**** Records shown

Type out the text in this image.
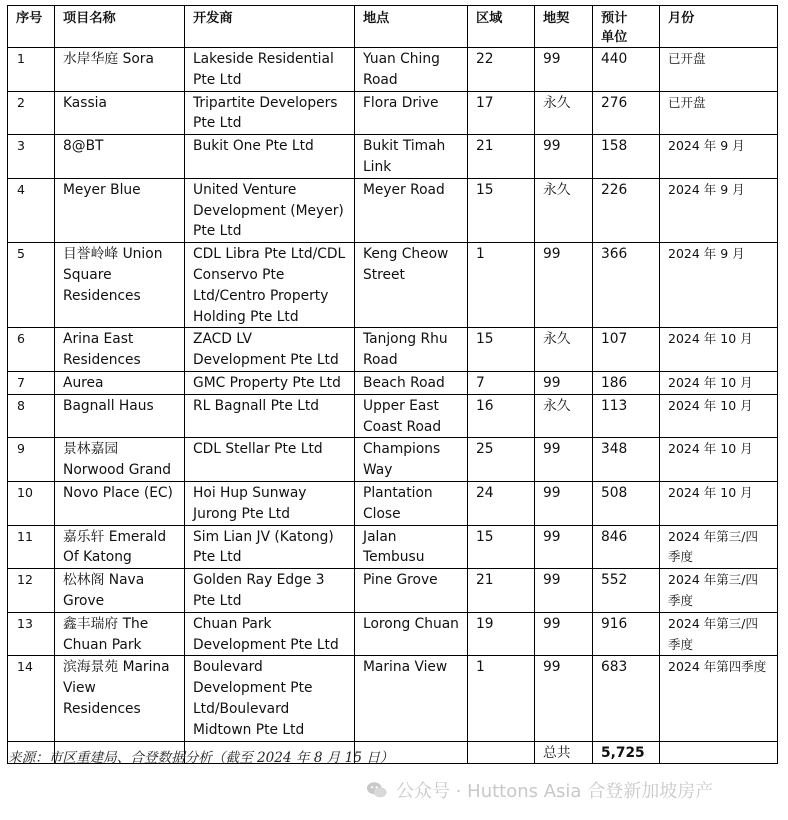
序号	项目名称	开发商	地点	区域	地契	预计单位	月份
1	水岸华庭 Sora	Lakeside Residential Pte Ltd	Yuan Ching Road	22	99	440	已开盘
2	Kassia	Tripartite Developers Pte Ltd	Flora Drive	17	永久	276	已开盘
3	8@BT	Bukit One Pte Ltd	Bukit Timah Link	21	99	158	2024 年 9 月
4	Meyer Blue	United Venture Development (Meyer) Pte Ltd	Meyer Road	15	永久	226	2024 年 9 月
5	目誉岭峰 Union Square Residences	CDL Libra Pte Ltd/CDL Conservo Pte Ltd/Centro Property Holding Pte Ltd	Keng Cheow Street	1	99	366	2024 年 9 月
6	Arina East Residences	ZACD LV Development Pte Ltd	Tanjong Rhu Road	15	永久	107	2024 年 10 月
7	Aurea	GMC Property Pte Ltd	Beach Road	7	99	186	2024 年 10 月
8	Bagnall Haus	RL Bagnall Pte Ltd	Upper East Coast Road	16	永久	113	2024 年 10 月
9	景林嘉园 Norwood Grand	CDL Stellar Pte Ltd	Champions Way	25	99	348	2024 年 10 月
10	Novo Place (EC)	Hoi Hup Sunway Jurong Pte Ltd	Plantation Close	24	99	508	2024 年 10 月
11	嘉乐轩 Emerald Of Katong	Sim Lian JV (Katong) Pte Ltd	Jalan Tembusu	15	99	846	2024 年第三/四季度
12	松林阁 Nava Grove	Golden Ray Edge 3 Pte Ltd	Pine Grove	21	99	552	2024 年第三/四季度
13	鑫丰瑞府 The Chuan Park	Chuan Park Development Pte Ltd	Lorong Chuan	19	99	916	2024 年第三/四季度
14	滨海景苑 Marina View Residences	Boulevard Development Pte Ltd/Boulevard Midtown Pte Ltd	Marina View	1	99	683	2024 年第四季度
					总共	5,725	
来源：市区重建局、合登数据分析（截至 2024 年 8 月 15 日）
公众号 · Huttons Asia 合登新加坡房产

********
**** Records shown

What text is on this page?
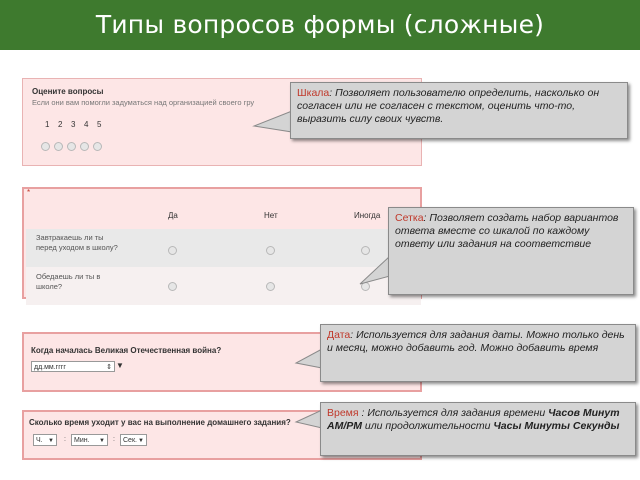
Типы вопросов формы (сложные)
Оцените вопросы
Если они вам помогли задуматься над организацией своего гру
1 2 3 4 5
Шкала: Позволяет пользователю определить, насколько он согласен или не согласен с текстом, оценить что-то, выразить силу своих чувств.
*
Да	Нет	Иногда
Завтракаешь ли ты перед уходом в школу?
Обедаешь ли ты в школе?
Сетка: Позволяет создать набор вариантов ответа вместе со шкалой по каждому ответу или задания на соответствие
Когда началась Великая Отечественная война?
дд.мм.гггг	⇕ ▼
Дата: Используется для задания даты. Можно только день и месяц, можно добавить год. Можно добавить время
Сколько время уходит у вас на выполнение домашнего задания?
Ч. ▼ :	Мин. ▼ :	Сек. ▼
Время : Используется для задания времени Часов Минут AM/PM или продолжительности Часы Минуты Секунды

********

▶ [Problem details]
Search the data for "Road" and list every line in which it occurs.

▶ [Final result]
1	水岸华庭 Sora	Lakeside Residential Pte Ltd	Yuan Ching Road	22	99	440	已开盘
4	Meyer Blue	United Venture Development (Meyer) Pte Ltd	Meyer Road	15	永久	226	2024 年 9 月
6	Arina East Residences	ZACD LV Development Pte Ltd	Tanjong Rhu Road	15	永久	107	2024 年 10 月
7	Aurea	GMC Property Pte Ltd	Beach Road	7	99	186	2024 年 10 月
8	Bagnall Haus	RL Bagnall Pte Ltd	Upper East Coast Road	16	永久	113	2024 年 10 月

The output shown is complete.